- _Written request_
Review the listing and copy each line that holds the word "photographerId".

========

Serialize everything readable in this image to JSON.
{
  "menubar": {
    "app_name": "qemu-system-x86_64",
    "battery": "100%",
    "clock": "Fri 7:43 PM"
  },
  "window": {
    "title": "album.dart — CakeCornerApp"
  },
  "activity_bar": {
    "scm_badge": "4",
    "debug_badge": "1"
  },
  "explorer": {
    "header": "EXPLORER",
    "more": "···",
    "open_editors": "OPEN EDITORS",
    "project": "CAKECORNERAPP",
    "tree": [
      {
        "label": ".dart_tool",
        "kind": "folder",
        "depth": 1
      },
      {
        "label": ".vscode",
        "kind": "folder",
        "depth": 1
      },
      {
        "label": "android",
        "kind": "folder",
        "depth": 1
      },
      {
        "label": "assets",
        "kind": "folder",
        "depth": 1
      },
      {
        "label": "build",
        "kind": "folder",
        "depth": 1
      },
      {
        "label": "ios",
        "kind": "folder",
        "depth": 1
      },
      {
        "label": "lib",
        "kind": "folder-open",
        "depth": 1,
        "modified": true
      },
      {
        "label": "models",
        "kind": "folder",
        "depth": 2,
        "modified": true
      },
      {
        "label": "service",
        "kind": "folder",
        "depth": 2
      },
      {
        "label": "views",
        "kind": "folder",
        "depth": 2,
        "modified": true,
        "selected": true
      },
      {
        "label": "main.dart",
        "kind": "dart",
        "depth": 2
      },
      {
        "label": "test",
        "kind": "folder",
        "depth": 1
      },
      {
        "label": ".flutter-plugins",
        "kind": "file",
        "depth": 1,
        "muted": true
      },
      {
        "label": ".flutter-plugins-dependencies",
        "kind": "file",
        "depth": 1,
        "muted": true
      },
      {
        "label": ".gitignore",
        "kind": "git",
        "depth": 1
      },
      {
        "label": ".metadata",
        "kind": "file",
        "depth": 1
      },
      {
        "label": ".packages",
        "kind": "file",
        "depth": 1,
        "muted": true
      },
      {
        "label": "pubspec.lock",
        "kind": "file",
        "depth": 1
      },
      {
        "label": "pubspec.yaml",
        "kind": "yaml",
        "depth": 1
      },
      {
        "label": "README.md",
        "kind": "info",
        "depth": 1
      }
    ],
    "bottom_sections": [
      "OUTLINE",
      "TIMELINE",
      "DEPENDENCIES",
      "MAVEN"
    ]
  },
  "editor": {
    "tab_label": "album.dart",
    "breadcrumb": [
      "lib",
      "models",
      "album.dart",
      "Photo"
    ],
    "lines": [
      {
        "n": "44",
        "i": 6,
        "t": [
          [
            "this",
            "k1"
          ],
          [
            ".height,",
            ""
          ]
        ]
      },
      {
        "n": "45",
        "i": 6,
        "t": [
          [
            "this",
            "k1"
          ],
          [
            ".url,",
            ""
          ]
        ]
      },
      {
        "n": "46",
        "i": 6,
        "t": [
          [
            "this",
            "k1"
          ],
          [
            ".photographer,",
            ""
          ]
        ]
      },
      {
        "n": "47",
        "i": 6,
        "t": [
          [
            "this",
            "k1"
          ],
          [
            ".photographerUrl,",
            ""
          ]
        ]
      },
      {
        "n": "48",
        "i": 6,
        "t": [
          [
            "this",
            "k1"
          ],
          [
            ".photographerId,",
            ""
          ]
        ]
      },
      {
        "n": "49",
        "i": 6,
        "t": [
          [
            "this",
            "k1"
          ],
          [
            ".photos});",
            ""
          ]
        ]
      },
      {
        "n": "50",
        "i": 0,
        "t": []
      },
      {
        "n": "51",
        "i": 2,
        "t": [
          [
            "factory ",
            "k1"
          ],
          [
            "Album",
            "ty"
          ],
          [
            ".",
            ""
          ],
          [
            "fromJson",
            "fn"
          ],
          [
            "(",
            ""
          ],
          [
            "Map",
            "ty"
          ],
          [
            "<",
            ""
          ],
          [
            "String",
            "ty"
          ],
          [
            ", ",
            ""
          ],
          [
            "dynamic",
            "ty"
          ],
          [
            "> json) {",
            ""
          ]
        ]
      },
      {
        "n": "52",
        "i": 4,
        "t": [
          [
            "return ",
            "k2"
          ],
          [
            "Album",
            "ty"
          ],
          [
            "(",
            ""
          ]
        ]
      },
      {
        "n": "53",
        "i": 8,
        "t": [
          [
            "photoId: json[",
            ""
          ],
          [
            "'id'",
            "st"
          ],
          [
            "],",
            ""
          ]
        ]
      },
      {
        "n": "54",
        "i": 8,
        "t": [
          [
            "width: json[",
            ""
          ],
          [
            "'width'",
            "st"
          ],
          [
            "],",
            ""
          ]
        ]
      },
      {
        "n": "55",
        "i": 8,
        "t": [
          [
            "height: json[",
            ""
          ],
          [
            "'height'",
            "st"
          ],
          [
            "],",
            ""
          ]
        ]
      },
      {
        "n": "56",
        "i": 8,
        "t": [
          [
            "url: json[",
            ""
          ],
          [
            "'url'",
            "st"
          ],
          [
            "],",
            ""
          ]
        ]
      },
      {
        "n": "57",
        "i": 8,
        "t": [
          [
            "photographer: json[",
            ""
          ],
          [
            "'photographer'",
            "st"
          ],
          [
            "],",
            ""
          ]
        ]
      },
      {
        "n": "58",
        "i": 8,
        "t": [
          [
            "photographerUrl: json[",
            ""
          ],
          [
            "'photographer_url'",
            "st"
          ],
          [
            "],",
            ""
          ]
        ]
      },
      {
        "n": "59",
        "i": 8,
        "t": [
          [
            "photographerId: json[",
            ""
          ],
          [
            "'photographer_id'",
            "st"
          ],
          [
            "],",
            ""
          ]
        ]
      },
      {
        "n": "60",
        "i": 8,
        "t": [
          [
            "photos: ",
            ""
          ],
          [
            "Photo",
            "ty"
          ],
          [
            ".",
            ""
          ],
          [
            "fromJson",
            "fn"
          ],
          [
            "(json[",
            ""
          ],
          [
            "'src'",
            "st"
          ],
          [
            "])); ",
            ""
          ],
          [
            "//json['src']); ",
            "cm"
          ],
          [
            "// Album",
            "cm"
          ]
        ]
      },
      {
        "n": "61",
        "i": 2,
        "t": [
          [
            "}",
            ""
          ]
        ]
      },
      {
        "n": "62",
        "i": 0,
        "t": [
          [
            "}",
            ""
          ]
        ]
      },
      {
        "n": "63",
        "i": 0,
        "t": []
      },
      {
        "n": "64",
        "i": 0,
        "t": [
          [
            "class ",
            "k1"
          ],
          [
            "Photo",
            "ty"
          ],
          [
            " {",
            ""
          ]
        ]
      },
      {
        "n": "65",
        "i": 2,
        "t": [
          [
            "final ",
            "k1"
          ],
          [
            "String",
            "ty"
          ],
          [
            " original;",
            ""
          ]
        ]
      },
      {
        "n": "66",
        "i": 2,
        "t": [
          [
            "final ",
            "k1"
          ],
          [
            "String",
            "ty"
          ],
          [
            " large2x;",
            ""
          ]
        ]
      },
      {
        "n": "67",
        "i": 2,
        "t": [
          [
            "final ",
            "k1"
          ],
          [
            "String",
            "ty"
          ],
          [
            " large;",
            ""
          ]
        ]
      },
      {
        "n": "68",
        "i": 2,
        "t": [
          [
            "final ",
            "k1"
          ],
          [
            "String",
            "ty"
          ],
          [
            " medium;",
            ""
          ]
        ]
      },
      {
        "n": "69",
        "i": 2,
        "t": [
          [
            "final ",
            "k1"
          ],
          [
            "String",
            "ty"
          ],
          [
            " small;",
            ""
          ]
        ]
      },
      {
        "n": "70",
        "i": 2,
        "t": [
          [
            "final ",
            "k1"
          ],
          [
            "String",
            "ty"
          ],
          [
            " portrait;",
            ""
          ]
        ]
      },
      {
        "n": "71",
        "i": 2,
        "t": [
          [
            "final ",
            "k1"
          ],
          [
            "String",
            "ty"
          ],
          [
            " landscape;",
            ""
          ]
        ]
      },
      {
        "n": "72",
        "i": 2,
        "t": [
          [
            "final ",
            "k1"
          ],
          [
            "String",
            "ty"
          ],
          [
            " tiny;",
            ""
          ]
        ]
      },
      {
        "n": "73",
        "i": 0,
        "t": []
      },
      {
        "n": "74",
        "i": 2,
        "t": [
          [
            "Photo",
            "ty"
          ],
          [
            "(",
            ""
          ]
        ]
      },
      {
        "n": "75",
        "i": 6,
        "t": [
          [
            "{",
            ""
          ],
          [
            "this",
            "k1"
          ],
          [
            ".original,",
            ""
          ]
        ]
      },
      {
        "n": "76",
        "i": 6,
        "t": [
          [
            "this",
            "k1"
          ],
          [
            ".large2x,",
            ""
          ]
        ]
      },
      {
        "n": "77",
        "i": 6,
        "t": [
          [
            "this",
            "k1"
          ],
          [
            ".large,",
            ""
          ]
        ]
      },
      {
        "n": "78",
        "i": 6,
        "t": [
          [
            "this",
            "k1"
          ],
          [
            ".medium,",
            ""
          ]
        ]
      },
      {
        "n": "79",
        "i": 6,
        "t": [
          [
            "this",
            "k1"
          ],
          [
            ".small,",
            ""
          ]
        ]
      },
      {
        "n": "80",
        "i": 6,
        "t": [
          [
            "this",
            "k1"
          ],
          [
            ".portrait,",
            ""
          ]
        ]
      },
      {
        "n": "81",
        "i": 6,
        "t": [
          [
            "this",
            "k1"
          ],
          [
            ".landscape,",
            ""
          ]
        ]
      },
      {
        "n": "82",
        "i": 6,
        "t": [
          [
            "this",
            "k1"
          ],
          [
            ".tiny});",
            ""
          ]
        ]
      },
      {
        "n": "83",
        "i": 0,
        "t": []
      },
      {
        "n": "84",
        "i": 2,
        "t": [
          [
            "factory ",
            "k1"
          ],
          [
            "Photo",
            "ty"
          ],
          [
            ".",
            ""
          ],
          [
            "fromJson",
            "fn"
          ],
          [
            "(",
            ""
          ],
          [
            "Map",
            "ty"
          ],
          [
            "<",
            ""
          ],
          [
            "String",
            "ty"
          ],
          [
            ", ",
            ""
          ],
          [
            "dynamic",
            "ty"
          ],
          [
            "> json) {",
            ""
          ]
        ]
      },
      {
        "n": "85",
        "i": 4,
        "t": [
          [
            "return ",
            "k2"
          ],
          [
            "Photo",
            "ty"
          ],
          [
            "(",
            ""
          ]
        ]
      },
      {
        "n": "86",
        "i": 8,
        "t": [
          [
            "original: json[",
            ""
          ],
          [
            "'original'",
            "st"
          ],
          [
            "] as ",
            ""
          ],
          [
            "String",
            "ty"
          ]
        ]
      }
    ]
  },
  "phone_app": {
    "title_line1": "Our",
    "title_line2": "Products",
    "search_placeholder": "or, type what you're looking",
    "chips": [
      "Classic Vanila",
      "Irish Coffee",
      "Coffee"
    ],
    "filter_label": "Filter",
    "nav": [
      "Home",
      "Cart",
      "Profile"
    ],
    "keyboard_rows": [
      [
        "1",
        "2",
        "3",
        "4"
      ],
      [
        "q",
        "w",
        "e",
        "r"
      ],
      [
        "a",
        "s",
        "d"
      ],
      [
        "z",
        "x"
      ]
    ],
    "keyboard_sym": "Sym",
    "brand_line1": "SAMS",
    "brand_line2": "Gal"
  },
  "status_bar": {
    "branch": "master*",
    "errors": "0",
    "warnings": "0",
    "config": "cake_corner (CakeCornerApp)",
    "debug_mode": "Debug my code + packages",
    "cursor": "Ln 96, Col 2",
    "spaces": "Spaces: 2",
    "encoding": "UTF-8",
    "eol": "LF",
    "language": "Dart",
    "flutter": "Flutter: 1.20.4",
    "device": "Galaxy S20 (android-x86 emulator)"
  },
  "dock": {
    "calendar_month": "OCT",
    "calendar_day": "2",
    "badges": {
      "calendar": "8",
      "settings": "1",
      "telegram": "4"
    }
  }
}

========

- _Answer to the problem_
            ".photographerId,",
            "photographerId: json[",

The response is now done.